_PROBLEM TO WORK ON_. Go through the lines below. Copy those with "SHARED".

--- start AVAILABLE RECORDS ---

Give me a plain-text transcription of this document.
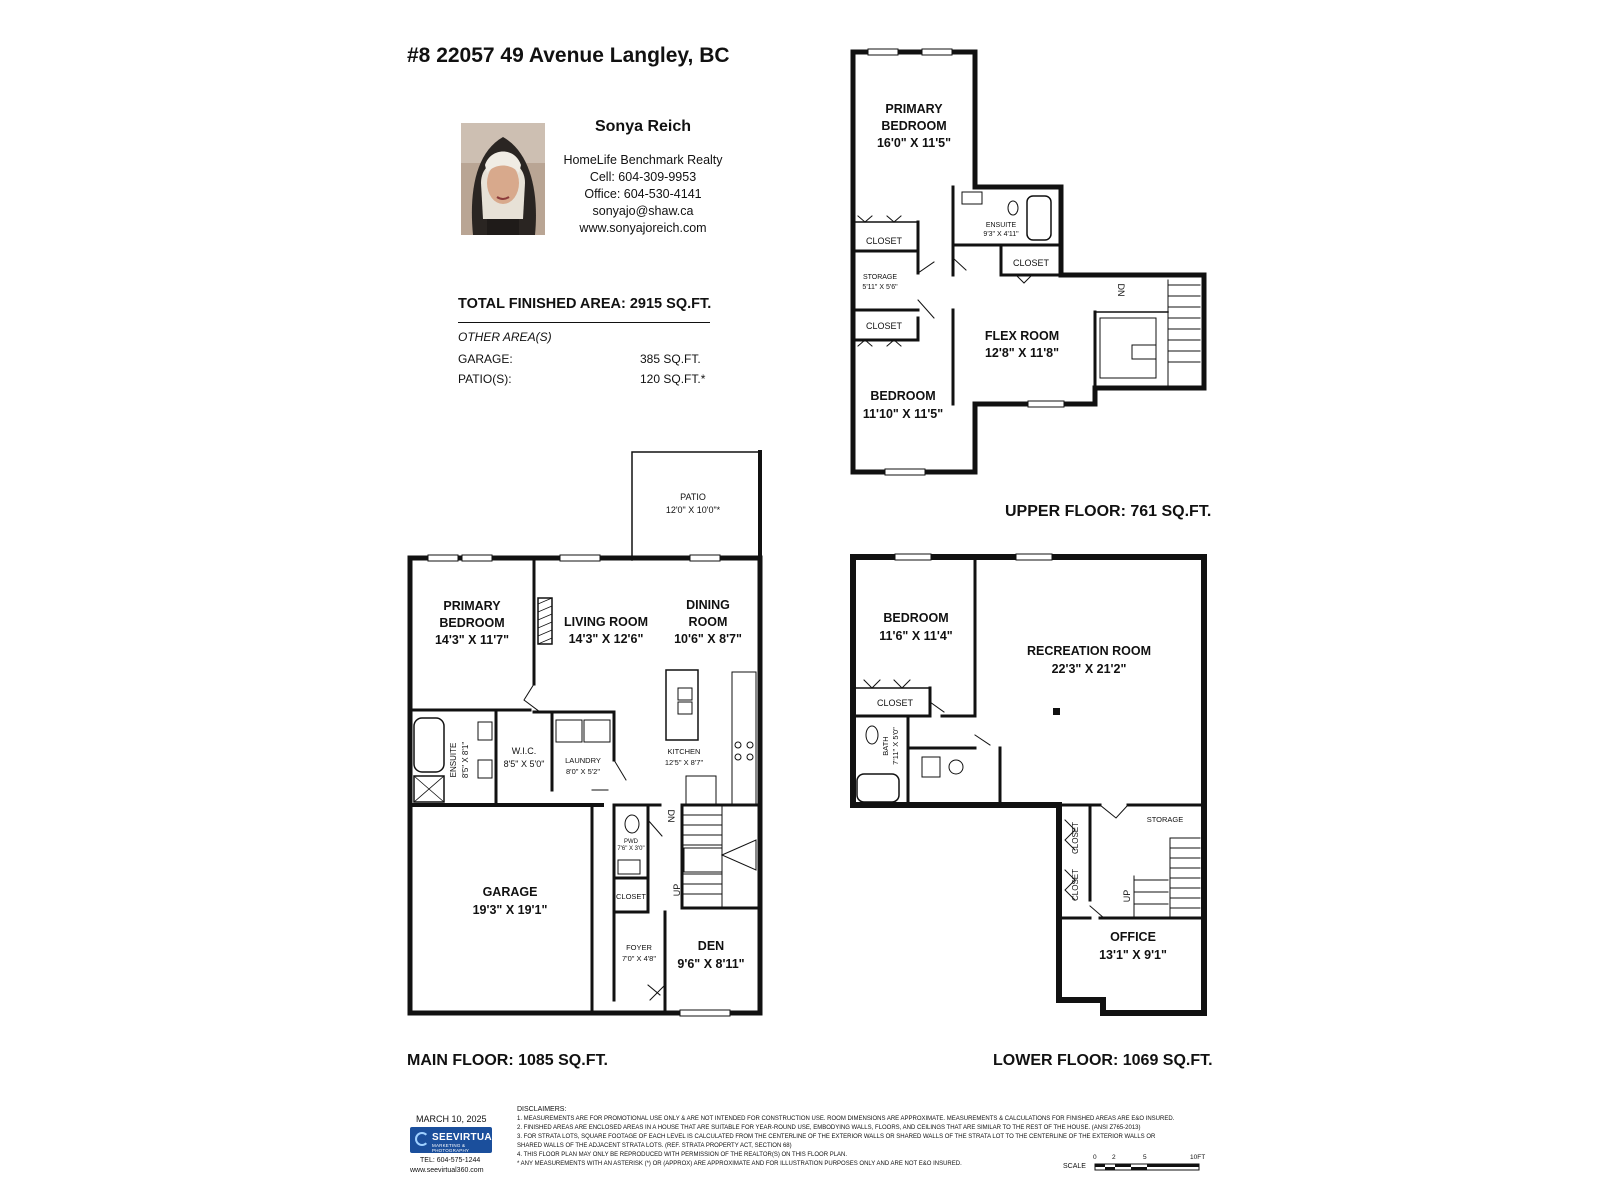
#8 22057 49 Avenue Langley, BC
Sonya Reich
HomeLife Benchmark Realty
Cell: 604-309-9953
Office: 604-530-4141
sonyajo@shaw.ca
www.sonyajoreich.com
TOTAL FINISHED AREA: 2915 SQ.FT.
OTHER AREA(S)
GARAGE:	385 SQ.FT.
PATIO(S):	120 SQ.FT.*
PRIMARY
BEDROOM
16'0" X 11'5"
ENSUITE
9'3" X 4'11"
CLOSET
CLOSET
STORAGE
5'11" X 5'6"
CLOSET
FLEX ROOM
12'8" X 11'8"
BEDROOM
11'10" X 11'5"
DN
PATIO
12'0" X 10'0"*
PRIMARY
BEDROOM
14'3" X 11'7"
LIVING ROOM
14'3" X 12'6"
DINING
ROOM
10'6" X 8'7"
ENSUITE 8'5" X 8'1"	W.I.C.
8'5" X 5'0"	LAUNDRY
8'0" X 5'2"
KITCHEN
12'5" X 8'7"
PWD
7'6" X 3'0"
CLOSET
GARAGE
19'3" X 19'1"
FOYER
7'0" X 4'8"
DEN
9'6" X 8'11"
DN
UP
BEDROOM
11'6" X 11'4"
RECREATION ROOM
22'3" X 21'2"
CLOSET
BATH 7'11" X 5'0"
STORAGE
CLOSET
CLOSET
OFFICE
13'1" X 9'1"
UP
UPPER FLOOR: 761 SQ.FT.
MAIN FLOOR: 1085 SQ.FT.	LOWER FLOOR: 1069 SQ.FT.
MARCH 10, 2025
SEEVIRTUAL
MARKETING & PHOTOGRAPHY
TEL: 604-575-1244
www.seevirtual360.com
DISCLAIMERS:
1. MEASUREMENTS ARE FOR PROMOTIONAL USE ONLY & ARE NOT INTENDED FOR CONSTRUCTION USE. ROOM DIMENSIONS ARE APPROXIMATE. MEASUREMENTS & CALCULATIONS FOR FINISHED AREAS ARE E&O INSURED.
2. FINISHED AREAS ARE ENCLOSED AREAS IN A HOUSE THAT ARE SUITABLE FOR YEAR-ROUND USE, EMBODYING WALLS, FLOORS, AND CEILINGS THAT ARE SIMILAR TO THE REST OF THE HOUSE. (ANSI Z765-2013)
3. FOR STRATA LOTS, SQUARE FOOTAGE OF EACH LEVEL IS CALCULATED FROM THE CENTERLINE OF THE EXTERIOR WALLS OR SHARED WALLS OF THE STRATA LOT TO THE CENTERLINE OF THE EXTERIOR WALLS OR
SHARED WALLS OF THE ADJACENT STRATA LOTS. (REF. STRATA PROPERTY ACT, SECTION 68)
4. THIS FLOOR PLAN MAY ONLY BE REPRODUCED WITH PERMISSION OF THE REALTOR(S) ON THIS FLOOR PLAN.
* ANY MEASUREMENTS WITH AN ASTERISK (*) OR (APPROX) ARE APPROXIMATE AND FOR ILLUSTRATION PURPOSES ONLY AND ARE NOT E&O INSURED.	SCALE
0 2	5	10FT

--- end AVAILABLE RECORDS ---
--- start AVAILABLE RECORDS ---

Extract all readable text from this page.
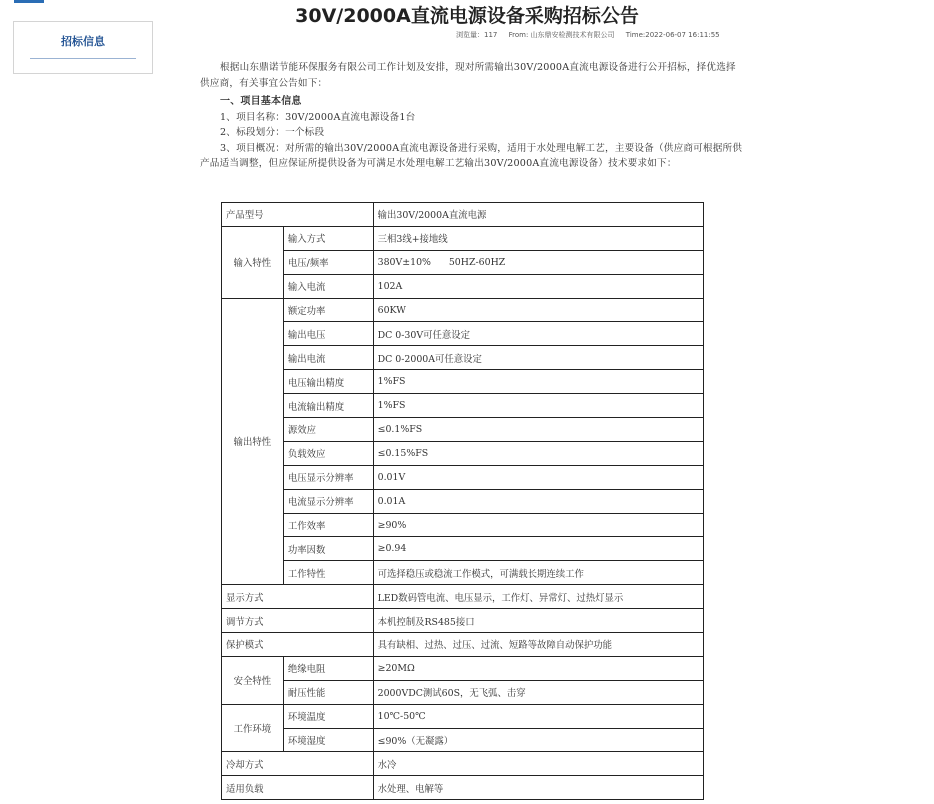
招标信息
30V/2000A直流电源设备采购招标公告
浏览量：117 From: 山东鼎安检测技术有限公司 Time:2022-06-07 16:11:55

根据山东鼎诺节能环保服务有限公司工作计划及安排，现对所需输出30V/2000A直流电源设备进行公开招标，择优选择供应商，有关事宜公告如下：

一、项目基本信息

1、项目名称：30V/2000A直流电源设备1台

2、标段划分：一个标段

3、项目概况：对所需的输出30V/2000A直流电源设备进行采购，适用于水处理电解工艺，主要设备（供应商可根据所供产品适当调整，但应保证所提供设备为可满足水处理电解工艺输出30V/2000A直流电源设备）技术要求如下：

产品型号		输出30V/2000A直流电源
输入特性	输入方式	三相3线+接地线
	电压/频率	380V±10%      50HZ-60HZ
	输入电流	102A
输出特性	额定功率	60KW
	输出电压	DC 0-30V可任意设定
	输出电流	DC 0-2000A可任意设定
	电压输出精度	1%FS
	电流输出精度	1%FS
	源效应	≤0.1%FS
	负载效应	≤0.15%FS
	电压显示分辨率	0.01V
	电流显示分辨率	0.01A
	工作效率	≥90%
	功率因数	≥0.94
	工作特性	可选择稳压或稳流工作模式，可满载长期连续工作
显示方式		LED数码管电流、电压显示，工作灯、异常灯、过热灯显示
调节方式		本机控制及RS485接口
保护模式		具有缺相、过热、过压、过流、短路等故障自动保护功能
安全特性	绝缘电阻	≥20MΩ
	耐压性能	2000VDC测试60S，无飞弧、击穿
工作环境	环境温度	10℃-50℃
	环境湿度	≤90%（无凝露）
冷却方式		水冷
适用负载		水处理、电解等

--- end AVAILABLE RECORDS ---

_SOLUTION TO THE EXERCISE_.
3. FOR STRATA LOTS, SQUARE FOOTAGE OF EACH LEVEL IS CALCULATED FROM THE CENTERLINE OF THE EXTERIOR WALLS OR SHARED WALLS OF THE STRATA LOT TO THE CENTERLINE OF THE EXTERIOR WALLS OR
SHARED WALLS OF THE ADJACENT STRATA LOTS. (REF. STRATA PROPERTY ACT, SECTION 68)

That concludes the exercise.